Directions for this task - Restate, word for word, every line of the data.

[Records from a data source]
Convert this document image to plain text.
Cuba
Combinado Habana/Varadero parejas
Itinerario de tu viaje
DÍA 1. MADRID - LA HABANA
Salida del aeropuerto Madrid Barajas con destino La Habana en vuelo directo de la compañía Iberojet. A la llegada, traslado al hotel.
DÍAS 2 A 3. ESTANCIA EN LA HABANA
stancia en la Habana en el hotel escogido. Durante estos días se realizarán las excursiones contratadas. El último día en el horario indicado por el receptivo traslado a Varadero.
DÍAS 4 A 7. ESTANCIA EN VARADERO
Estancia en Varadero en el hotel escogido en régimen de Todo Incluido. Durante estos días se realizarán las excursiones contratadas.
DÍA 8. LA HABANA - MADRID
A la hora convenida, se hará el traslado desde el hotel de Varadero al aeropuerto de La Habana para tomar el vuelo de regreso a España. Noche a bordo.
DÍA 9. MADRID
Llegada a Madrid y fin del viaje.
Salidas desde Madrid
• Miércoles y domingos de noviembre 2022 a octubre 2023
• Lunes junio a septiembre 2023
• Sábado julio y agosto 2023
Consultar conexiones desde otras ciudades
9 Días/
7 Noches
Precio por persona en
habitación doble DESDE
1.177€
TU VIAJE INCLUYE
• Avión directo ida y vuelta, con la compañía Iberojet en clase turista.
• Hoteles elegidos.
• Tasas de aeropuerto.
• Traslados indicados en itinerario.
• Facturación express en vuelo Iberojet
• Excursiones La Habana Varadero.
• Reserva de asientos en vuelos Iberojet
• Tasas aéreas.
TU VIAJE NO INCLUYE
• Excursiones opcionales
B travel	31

Answer to the task -
Convert this document image to plain text.
Cuba
Combinado Habana/Varadero parejas
Itinerario de tu viaje
DÍA 1. MADRID - LA HABANA
Salida del aeropuerto Madrid Barajas con destino La Habana en vuelo directo de la compañía Iberojet. A la llegada, traslado al hotel.
DÍAS 2 A 3. ESTANCIA EN LA HABANA
stancia en la Habana en el hotel escogido. Durante estos días se realizarán las excursiones contratadas. El último día en el horario indicado por el receptivo traslado a Varadero.
DÍAS 4 A 7. ESTANCIA EN VARADERO
Estancia en Varadero en el hotel escogido en régimen de Todo Incluido. Durante estos días se realizarán las excursiones contratadas.
DÍA 8. LA HABANA - MADRID
A la hora convenida, se hará el traslado desde el hotel de Varadero al aeropuerto de La Habana para tomar el vuelo de regreso a España. Noche a bordo.
DÍA 9. MADRID
Llegada a Madrid y fin del viaje.
Salidas desde Madrid
• Miércoles y domingos de noviembre 2022 a octubre 2023
• Lunes junio a septiembre 2023
• Sábado julio y agosto 2023
Consultar conexiones desde otras ciudades
9 Días/
7 Noches
Precio por persona en
habitación doble DESDE
1.177€
TU VIAJE INCLUYE
• Avión directo ida y vuelta, con la compañía Iberojet en clase turista.
• Hoteles elegidos.
• Tasas de aeropuerto.
• Traslados indicados en itinerario.
• Facturación express en vuelo Iberojet
• Excursiones La Habana Varadero.
• Reserva de asientos en vuelos Iberojet
• Tasas aéreas.
TU VIAJE NO INCLUYE
• Excursiones opcionales
B travel	31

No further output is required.